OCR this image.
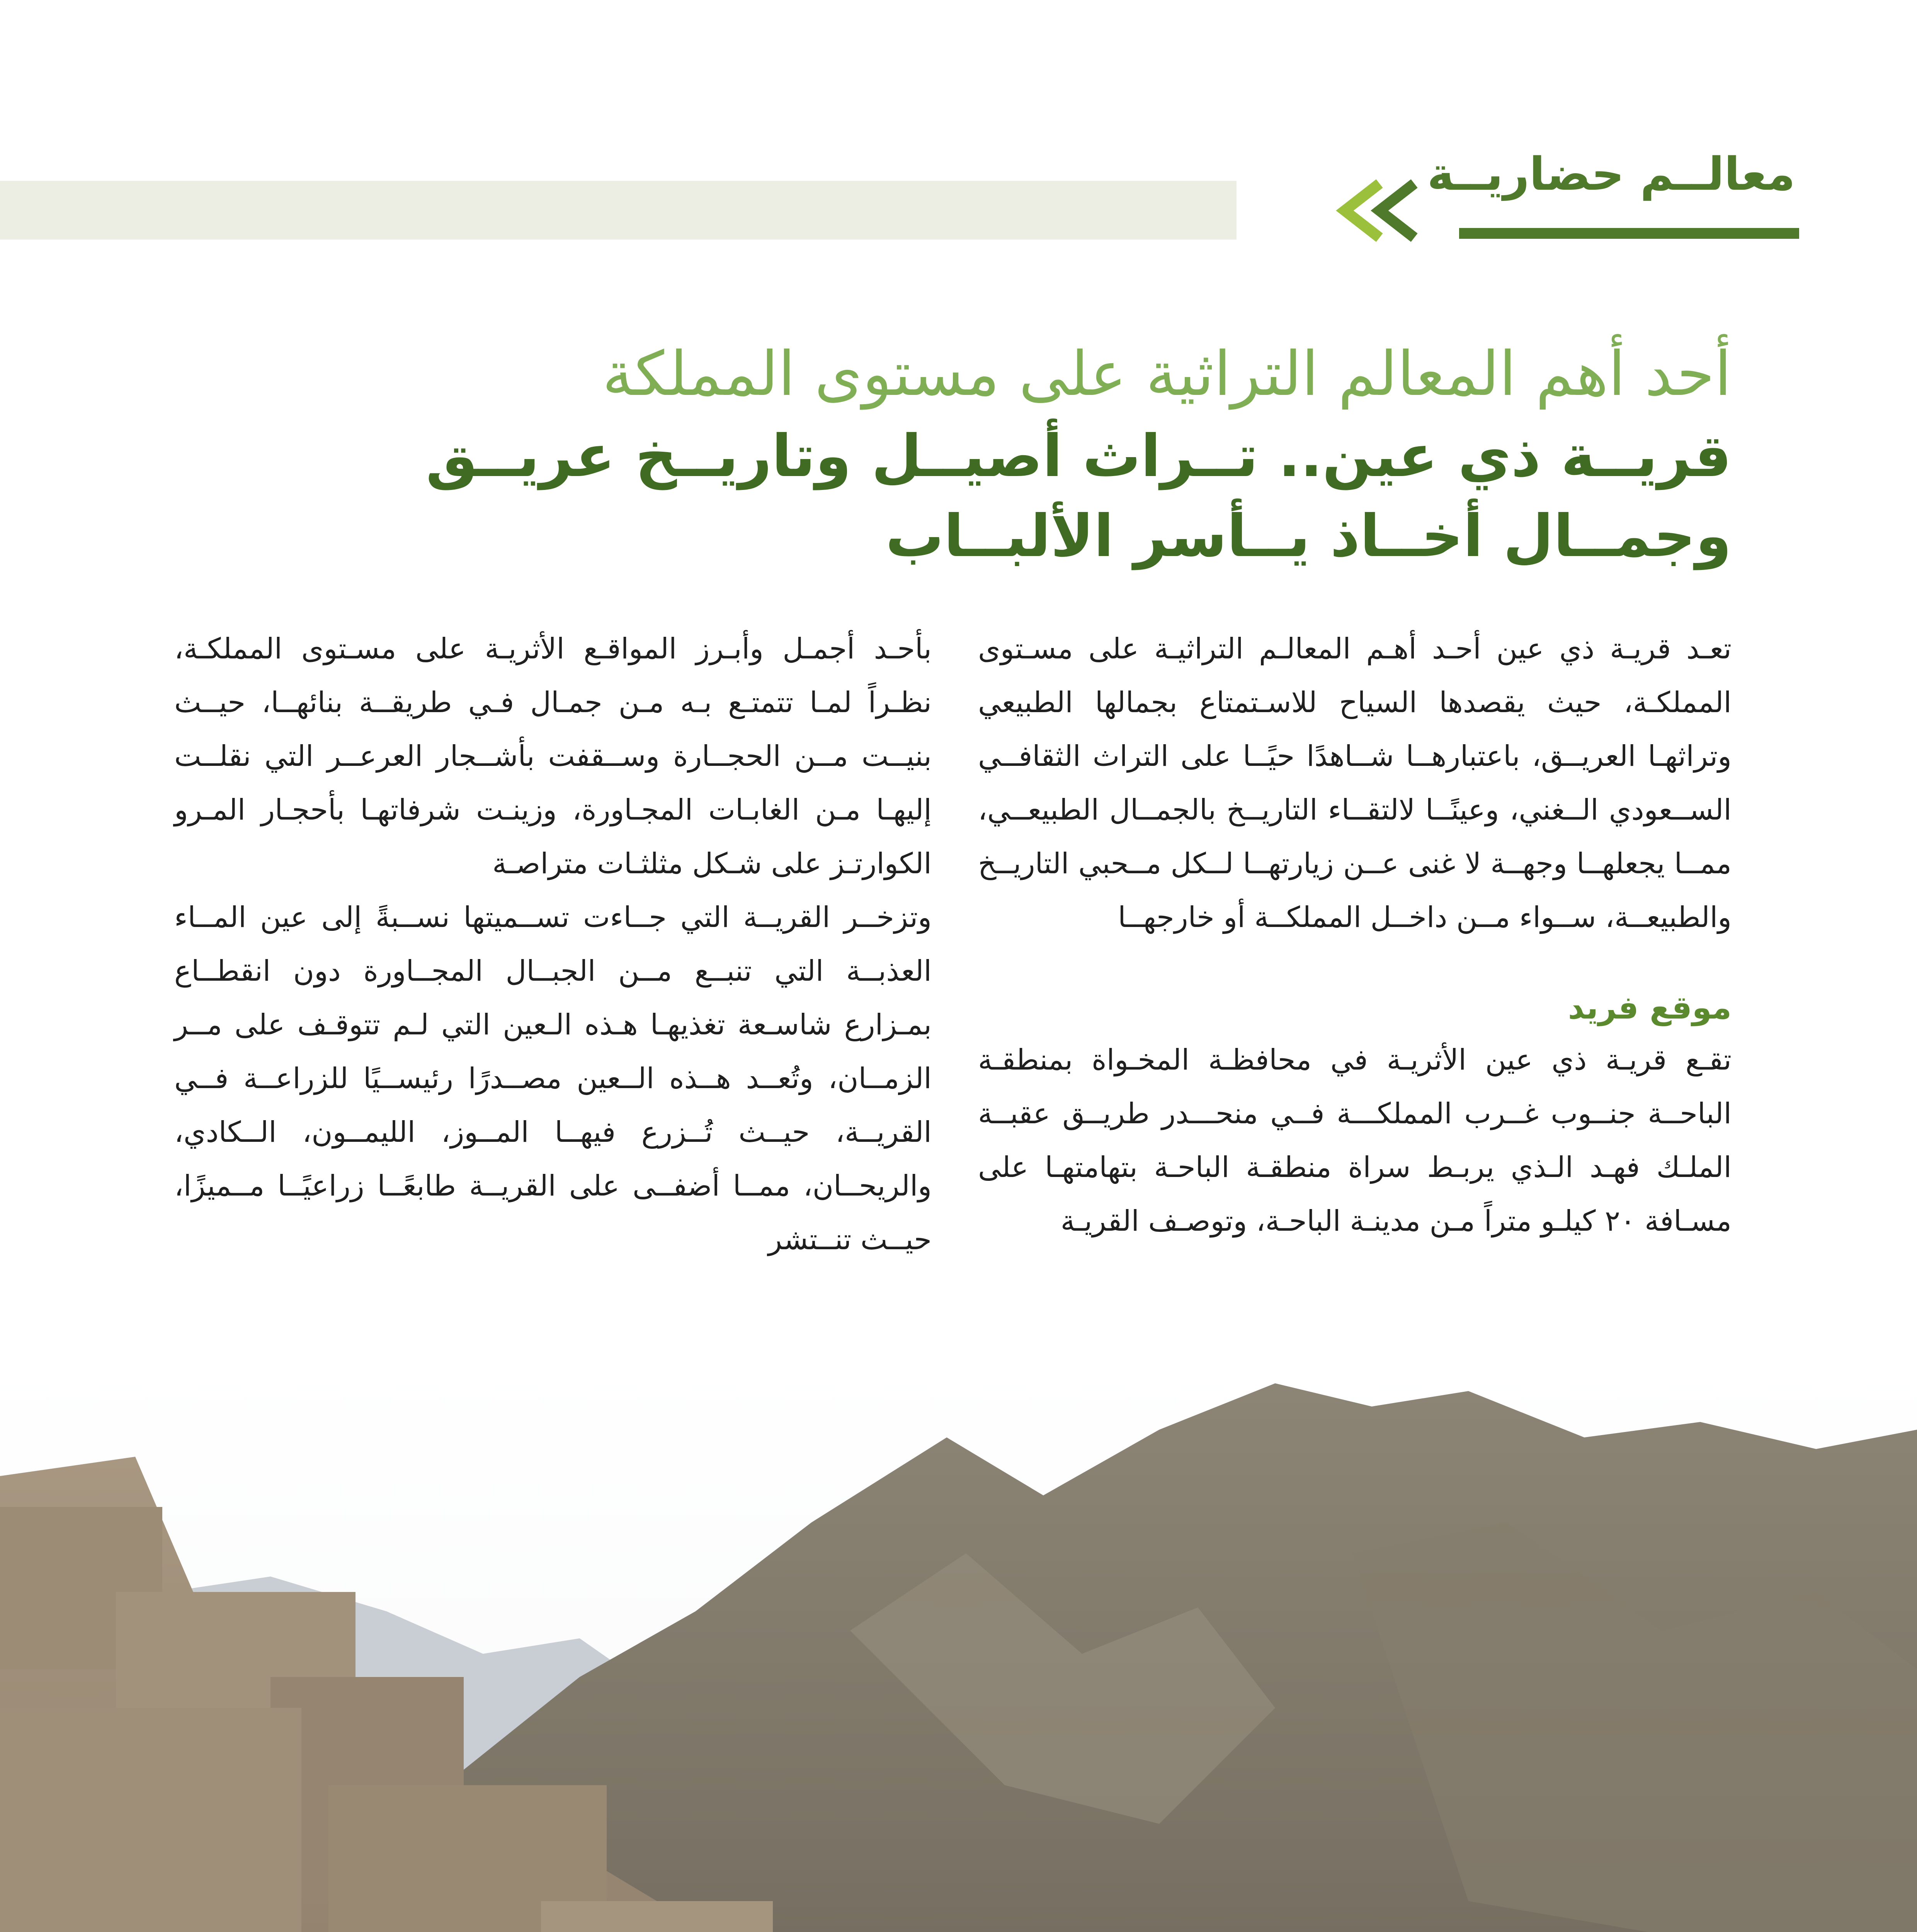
معالــم حضاريــة
أحد أهم المعالم التراثية على مستوى المملكة
قريــة ذي عين.. تــراث أصيــل وتاريــخ عريــق وجمــال أخــاذ يــأسر الألبــاب

تعـد قريـة ذي عين أحـد أهـم المعالـم التراثيـة على مسـتوى المملكـة، حيث يقصدها السياح للاسـتمتاع بجمالها الطبيعي وتراثهـا العريــق، باعتبارهــا شــاهدًا حيًــا على التراث الثقافــي الســعودي الــغني، وعينًــا لالتقــاء التاريــخ بالجمــال الطبيعــي، ممــا يجعلهــا وجهــة لا غنى عــن زيارتهــا لــكل مــحبي التاريــخ والطبيعــة، ســواء مــن داخــل المملكــة أو خارجهــا

موقع فريد

تقـع قريـة ذي عين الأثريـة في محافظـة المخـواة بمنطقـة الباحــة جنــوب غــرب المملكـــة فــي منحـــدر طريــق عقبــة الملـك فهـد الـذي يربـط سراة منطقـة الباحـة بتهامتهـا على مسـافة ٢٠ كيلـو متراً مـن مدينـة الباحـة، وتوصـف القريـة

بأحـد أجمـل وأبـرز المواقـع الأثريـة على مسـتوى المملكـة، نظـراً لمـا تتمتـع بـه مـن جمـال فـي طريقــة بنائهــا، حيــث بنيــت مــن الحجــارة وســقفت بأشــجار العرعــر التي نقلــت إليهـا مـن الغابـات المجـاورة، وزينـت شرفاتهـا بأحجـار المـرو الكوارتـز على شـكل مثلثـات متراصـة

وتزخــر القريــة التي جــاءت تســميتها نســبةً إلى عين المــاء العذبــة التي تنبــع مــن الجبــال المجــاورة دون انقطــاع بمـزارع شاسـعة تغذيهـا هـذه الـعين التي لـم تتوقـف على مــر الزمــان، وتُعــد هــذه الــعين مصــدرًا رئيســيًا للزراعــة فــي القريــة، حيــث تُــزرع فيهــا المــوز، الليمــون، الــكادي، والريحــان، ممــا أضفــى على القريــة طابعًــا زراعيًــا مــميزًا، حيــث تنــتشر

▬▬▬▬▬▬

[Given task] Reproduce each line of the entries in which the word "ممــا" is found.

[Answer for this exercise]
تعـد قريـة ذي عين أحـد أهـم المعالـم التراثيـة على مسـتوى المملكـة، حيث يقصدها السياح للاسـتمتاع بجمالها الطبيعي وتراثهـا العريــق، باعتبارهــا شــاهدًا حيًــا على التراث الثقافــي الســعودي الــغني، وعينًــا لالتقــاء التاريــخ بالجمــال الطبيعــي، ممــا يجعلهــا وجهــة لا غنى عــن زيارتهــا لــكل مــحبي التاريــخ والطبيعــة، ســواء مــن داخــل المملكــة أو خارجهــا
وتزخــر القريــة التي جــاءت تســميتها نســبةً إلى عين المــاء العذبــة التي تنبــع مــن الجبــال المجــاورة دون انقطــاع بمـزارع شاسـعة تغذيهـا هـذه الـعين التي لـم تتوقـف على مــر الزمــان، وتُعــد هــذه الــعين مصــدرًا رئيســيًا للزراعــة فــي القريــة، حيــث تُــزرع فيهــا المــوز، الليمــون، الــكادي، والريحــان، ممــا أضفــى على القريــة طابعًــا زراعيًــا مــميزًا، حيــث تنــتشر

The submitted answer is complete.